● **Stated problem**: Find how many lines contain the word "Station" and state that number alone.

------ Input for this task

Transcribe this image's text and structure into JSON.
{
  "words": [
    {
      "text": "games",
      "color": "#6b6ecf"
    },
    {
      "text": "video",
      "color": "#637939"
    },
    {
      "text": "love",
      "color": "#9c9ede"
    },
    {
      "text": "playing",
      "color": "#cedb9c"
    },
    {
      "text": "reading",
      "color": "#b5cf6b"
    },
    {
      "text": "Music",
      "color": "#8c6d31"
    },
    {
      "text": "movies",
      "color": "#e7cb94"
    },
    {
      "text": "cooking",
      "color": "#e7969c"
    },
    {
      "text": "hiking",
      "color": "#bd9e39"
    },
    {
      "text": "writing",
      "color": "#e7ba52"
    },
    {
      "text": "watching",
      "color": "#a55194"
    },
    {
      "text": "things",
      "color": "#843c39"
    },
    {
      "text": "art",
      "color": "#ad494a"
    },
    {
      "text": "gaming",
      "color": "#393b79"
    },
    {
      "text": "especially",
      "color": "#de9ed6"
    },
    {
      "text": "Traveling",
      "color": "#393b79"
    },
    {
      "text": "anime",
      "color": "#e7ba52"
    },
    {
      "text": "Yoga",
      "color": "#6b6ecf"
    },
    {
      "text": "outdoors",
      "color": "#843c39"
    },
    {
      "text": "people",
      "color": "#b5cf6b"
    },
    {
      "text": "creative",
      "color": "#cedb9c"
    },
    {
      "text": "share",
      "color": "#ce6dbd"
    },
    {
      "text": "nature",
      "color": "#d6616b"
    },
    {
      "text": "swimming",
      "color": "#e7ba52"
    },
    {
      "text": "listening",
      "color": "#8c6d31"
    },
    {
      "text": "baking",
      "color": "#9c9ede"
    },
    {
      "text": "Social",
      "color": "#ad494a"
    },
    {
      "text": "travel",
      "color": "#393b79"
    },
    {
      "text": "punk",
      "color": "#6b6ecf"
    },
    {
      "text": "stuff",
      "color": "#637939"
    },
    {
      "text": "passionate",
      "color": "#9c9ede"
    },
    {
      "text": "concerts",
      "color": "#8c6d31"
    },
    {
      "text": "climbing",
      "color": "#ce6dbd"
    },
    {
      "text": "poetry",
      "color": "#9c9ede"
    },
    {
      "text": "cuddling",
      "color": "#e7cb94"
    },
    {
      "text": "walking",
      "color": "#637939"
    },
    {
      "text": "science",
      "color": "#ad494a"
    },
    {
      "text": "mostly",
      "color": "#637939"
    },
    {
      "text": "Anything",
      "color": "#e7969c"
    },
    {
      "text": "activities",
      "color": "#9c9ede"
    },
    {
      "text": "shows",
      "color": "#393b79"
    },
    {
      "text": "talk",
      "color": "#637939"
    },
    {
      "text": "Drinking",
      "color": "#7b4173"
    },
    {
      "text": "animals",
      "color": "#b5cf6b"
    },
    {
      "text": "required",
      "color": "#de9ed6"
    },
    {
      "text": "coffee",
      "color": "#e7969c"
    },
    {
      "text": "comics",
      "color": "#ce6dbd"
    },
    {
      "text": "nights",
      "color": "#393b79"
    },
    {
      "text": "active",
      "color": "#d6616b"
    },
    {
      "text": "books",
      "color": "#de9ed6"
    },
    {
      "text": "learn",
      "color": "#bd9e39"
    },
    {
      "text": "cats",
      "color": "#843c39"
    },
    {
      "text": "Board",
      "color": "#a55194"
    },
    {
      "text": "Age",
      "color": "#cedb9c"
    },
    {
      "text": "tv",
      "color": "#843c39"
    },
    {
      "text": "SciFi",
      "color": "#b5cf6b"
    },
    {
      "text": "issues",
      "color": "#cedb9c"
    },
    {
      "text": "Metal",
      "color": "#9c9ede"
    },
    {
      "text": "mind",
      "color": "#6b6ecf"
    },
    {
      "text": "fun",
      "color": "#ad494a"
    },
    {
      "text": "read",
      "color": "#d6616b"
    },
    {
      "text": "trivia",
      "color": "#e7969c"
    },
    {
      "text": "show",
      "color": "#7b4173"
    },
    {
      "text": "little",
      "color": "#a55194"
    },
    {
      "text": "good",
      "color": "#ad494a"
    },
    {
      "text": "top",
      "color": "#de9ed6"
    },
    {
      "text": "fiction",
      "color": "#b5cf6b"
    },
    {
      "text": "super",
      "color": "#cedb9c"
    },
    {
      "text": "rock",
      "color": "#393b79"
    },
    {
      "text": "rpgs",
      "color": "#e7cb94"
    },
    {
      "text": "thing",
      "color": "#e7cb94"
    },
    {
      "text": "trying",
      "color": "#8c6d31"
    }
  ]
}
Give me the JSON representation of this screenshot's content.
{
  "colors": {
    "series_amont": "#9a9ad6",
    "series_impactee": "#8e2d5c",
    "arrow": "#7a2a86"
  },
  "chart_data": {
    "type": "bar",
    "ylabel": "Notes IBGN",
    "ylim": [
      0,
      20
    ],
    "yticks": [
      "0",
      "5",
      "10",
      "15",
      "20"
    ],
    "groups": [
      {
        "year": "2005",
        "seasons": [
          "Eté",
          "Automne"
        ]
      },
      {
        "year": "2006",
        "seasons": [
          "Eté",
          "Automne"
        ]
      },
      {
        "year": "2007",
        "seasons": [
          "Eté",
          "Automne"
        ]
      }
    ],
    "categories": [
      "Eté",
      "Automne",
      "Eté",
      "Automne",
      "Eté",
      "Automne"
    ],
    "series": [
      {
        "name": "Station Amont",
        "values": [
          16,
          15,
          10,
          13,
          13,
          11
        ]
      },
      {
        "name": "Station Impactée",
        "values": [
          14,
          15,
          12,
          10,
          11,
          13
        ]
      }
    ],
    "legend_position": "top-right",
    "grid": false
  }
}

------------

● **Completed task**: 2